===== Dataset excerpts =====
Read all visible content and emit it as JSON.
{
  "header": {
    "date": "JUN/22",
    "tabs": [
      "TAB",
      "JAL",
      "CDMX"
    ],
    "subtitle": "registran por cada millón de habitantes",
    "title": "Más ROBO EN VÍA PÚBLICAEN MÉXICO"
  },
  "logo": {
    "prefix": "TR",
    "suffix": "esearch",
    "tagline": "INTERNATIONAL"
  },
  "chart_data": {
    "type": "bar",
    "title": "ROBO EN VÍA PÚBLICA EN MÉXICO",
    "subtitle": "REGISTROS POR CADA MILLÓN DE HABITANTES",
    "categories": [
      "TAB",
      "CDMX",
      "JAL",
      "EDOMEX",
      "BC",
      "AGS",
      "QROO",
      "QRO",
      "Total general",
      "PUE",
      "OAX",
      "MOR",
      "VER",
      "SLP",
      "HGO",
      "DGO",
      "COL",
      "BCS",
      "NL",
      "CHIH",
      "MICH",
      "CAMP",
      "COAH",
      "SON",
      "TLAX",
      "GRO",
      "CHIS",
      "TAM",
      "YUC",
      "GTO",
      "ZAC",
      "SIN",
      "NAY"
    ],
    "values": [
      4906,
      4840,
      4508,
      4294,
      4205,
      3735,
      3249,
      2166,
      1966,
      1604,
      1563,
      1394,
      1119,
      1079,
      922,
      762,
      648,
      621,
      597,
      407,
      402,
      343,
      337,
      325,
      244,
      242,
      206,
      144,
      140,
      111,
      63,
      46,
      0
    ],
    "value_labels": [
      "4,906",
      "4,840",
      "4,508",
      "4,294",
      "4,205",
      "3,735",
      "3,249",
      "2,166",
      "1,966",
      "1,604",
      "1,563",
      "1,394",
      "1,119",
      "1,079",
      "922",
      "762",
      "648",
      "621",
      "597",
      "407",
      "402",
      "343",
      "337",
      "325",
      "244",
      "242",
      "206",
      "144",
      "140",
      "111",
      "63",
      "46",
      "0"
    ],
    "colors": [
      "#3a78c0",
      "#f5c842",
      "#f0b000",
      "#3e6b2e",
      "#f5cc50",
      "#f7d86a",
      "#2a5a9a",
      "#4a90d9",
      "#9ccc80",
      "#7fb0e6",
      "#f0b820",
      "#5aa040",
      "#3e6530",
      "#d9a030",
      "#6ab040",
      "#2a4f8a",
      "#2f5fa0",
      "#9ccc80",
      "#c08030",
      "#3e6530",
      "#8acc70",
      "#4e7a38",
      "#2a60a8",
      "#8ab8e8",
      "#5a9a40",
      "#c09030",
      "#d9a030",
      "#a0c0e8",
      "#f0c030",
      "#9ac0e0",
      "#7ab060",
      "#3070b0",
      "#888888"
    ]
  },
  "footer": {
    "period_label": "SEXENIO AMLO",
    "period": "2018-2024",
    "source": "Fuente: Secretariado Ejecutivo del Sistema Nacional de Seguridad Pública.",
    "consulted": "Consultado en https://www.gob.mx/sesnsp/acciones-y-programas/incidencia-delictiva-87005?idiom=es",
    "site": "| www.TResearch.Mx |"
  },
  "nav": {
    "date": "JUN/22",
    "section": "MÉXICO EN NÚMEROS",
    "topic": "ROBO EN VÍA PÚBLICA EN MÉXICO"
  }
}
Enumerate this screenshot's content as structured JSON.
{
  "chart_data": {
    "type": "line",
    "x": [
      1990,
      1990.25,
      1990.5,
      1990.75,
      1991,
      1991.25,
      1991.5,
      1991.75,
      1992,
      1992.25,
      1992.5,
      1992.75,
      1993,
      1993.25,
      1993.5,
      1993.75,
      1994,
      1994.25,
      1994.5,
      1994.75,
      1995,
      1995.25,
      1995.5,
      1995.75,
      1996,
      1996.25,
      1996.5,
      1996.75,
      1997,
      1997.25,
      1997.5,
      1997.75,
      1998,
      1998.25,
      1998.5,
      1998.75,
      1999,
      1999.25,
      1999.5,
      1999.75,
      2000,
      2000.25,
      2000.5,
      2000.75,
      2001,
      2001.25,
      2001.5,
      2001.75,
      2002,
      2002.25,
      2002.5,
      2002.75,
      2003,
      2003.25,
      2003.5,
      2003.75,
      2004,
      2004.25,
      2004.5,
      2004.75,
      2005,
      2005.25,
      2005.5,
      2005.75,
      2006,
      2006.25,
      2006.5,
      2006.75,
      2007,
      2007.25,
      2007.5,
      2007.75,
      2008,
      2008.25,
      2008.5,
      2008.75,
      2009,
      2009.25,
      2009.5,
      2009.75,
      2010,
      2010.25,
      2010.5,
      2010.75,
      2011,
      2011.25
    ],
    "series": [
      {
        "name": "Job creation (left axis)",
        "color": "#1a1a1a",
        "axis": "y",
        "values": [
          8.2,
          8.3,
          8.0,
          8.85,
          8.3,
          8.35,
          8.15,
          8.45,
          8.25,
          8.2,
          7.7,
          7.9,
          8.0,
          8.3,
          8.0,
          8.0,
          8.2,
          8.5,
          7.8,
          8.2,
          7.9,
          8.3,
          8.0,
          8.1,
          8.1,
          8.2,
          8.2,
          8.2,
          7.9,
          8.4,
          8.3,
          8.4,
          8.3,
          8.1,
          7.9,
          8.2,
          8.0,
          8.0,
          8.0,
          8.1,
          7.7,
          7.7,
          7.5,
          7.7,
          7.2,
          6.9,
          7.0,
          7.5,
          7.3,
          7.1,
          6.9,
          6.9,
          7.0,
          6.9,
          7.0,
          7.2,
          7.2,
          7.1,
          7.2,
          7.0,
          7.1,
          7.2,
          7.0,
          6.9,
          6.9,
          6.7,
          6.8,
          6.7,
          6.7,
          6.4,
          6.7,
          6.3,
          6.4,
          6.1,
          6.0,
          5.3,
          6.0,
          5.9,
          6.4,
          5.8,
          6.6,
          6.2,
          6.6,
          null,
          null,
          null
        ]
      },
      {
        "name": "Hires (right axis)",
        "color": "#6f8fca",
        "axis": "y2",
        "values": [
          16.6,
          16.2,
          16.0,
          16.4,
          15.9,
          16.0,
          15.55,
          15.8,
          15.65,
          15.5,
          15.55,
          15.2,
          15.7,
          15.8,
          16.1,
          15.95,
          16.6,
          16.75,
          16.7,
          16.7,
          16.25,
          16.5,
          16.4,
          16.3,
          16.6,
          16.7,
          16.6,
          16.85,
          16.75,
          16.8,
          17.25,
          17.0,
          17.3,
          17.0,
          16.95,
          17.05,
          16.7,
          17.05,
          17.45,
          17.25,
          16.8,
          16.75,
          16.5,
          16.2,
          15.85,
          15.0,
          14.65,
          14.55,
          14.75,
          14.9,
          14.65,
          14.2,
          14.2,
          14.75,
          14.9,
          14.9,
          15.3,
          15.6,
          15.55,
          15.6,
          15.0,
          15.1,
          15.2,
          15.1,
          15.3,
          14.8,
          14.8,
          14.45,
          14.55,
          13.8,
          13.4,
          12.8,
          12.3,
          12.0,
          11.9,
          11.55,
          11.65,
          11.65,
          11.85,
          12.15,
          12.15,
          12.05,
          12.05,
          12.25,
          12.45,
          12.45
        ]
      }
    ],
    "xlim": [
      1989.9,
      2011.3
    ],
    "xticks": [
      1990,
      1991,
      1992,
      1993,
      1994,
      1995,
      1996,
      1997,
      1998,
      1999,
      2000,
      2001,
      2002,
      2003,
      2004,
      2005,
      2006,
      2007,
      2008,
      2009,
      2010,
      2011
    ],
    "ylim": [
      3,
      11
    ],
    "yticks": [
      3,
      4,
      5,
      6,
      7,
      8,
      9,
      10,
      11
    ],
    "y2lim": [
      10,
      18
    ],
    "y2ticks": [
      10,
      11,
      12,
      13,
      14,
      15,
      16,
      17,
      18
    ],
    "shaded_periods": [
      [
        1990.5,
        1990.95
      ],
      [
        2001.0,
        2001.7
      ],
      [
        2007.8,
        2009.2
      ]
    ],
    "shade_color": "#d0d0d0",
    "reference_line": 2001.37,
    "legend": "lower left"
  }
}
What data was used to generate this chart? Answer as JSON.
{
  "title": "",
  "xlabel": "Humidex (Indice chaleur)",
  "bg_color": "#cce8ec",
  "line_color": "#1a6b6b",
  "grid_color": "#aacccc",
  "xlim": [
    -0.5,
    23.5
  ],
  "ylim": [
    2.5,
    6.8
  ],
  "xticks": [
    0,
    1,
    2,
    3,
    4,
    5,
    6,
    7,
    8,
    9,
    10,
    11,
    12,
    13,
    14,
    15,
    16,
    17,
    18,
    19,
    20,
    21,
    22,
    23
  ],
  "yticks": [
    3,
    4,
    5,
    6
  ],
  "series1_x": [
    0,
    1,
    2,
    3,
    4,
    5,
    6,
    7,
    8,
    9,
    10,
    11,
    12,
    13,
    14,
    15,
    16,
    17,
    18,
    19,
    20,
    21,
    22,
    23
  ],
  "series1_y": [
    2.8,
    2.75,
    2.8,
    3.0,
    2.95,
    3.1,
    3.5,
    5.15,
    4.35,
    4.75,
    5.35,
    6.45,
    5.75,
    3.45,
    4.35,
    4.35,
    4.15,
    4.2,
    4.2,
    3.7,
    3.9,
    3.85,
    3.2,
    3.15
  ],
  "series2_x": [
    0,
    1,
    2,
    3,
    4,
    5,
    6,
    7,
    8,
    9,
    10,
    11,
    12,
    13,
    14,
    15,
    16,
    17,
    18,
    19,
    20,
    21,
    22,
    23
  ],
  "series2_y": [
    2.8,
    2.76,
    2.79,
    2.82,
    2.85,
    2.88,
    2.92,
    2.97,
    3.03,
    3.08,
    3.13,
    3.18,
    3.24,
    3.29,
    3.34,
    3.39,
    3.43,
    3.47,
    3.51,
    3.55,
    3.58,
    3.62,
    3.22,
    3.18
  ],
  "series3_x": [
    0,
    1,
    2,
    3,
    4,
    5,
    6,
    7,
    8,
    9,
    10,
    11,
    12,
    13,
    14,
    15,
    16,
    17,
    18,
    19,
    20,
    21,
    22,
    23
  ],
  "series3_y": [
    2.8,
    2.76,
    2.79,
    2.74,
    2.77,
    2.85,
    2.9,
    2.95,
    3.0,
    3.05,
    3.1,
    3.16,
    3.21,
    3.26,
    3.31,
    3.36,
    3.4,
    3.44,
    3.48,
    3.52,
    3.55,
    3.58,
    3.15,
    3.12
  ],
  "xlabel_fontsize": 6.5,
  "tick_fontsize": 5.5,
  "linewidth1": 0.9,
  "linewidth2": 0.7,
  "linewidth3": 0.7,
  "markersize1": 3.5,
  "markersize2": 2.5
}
=====
## Written request
Among the records above, find each line holding the string "left" and pull it out.

## Response
        "name": "Job creation (left axis)",
    "legend": "lower left"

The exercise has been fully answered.